→ Job
Work out the number of lines with the word "柳州市非税收入管理中心" in the material below, then reply with that number only.

Dataset records
• • •
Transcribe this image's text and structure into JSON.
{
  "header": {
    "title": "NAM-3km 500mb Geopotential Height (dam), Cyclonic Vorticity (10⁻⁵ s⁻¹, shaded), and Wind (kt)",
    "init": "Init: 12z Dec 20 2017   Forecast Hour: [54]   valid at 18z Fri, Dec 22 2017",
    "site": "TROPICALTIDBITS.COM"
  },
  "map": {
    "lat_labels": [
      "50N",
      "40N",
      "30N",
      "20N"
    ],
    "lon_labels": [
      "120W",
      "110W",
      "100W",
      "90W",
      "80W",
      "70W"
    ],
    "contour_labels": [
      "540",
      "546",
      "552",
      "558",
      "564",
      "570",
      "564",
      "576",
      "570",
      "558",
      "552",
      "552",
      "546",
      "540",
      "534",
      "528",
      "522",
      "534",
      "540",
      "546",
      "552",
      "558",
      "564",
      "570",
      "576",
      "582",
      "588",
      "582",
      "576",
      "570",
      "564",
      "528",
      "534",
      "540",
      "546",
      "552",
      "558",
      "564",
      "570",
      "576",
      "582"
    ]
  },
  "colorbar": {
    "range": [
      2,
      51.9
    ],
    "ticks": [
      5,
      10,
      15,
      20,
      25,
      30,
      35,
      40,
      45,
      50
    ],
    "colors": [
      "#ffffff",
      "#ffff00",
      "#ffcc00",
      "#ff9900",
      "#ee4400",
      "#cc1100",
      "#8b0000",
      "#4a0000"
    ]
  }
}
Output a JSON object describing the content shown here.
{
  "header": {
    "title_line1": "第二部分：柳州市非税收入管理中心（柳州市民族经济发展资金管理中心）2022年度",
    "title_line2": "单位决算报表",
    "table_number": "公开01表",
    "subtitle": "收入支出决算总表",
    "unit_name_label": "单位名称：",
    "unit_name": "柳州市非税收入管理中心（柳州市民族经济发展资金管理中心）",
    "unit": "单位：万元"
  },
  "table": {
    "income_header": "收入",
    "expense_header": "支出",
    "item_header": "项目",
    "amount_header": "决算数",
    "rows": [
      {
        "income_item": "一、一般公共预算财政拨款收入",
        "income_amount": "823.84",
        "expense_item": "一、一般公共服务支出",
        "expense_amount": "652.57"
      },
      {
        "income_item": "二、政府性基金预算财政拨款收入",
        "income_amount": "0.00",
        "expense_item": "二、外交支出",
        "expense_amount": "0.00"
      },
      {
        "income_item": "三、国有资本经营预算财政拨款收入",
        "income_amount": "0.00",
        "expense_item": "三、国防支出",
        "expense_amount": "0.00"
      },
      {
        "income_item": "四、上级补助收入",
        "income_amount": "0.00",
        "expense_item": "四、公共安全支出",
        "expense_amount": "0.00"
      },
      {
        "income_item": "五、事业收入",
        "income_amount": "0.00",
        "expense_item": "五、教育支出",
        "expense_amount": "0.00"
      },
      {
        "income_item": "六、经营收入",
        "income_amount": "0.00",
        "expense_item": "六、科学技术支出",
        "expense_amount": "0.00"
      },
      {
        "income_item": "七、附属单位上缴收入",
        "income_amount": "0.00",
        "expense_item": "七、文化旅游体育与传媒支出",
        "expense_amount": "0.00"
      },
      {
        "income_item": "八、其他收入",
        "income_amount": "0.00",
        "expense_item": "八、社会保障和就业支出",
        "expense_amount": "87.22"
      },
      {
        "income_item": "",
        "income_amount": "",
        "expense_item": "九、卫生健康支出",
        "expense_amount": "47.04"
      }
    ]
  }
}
• • •
→ Response for this exercise
2